● **Description of the task**
Wherever the string "Laguna" appears in a line, extract that line.

● **Material shown**
****************************************

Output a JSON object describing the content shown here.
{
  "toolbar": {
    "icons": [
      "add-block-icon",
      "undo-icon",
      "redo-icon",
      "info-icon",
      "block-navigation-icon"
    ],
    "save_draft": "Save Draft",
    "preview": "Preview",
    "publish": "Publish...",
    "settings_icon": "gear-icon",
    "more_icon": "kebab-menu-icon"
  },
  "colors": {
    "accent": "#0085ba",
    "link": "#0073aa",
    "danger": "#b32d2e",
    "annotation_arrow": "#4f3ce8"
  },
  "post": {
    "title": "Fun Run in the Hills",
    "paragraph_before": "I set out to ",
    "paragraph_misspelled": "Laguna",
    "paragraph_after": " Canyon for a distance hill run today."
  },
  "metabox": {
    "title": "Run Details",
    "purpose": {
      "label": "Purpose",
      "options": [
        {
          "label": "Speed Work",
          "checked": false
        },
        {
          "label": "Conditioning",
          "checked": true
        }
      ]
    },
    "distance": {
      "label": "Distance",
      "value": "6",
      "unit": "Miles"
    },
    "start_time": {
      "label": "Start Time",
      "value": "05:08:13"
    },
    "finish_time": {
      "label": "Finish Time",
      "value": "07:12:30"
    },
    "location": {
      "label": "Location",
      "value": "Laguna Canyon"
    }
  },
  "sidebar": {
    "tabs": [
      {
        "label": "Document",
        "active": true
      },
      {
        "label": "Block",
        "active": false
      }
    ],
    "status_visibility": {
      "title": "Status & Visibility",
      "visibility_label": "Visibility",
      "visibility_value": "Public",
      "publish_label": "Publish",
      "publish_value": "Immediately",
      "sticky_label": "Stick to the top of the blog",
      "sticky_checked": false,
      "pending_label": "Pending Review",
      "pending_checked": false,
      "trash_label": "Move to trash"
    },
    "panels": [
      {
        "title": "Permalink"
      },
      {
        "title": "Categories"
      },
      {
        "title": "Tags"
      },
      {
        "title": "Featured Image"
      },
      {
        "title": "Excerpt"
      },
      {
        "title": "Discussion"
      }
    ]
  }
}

****************************************

● **Finished exercise**
    "paragraph_misspelled": "Laguna",
      "value": "Laguna Canyon"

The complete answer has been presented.